What the task requires: Keep writing the apology letter below, starting right after its last sentence.

Excerpt:

Hey, I am sorry that I was an ass to you for the past couple of days that I was with you. I am sorry and I hope that you will forgive me. I will write you and call you whenever I have time to enjoy talking with you, okay? I just want to explain exactly why I was acting so mad and pissy to you for the last couple of weeks, I know I probably shouldn't but I have to be true to you. I was just so cared and worried that you will not have the same love for me when I come home to you. I know that I shouldn't have acted like that and that is why I am truly and deeply sorry for making you hurt on both the inside and outside, but you must believe that my love for you will either stay the same or grow because without you I am lost.

I should have told you all of this before I left but I did not want to see you cry anymore or be hurt with me watching because I can't even stand to watch that. So for all the pain that I have caused you, I am sorry. Believe me, I do love you and I never meant to hurt your feelings.

Dataset entries:
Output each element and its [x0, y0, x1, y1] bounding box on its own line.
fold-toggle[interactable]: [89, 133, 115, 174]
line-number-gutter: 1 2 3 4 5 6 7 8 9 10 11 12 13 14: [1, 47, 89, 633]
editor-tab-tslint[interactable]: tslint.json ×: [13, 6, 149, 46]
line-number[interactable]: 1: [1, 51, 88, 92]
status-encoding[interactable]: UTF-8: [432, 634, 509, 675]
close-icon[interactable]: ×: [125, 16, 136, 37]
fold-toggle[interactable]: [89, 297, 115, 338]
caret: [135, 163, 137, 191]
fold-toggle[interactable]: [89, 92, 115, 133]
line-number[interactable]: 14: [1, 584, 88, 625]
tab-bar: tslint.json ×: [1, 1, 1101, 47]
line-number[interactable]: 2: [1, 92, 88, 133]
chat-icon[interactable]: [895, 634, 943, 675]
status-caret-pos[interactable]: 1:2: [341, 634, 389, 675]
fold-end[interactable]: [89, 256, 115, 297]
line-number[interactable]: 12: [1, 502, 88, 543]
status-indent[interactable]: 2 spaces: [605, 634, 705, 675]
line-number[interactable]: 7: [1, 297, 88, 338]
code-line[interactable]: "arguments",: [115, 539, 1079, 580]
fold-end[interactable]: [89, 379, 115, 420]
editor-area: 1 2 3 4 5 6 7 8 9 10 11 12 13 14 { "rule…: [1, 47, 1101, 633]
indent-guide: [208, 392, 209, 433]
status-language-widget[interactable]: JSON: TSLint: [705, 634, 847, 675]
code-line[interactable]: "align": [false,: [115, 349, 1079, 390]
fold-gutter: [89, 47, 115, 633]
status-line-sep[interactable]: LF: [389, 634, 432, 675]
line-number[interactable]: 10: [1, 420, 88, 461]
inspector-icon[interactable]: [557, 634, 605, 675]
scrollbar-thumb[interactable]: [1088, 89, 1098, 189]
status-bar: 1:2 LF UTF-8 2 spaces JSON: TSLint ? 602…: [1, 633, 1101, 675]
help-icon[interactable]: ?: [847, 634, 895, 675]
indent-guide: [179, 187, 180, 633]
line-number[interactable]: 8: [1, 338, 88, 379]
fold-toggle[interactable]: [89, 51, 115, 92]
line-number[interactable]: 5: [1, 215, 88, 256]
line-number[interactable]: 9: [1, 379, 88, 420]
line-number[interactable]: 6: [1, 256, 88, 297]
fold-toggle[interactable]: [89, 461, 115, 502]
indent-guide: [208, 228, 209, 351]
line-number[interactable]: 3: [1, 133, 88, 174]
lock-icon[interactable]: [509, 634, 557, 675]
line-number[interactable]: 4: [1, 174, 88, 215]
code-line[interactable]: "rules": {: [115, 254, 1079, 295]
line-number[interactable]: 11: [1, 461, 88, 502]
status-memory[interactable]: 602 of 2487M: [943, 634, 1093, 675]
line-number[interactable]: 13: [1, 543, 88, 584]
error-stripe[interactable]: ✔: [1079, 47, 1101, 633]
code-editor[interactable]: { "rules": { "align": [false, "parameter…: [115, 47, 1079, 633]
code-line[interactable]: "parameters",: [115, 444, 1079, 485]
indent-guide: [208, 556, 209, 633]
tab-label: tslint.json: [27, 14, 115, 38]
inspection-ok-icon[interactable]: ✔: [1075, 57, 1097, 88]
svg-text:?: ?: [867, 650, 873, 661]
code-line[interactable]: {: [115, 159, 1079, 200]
==
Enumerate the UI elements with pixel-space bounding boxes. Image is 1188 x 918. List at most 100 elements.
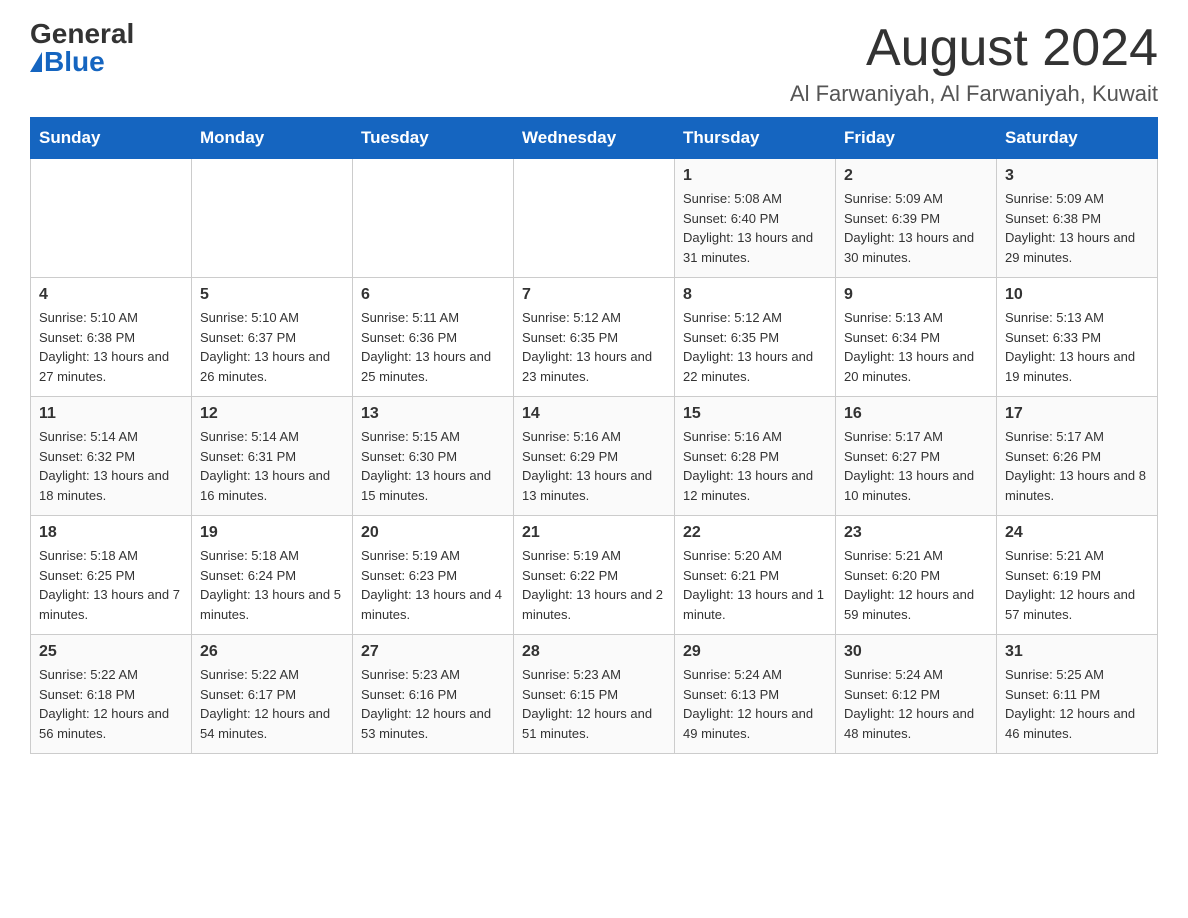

Expected answer:
I am very sorry for that but right now I can't stop thinking about how much I actually love you. I don't know if you have been thinking about it, my guess is that you probably have and you might have even cried. To tell you the truth, if I could cry about it I probably, would because I get watery eyes just thinking about how beautiful you are and how happy I am with you.

I love you with all my heart Tabitha. I love you so much. It hurts me to sit here thinking about you and knowing that I will not be able to see you for 14 months. Even after talking to you twice today I came back to my room, set out our picture, and I became emotional just looking at your picture and thinking about you.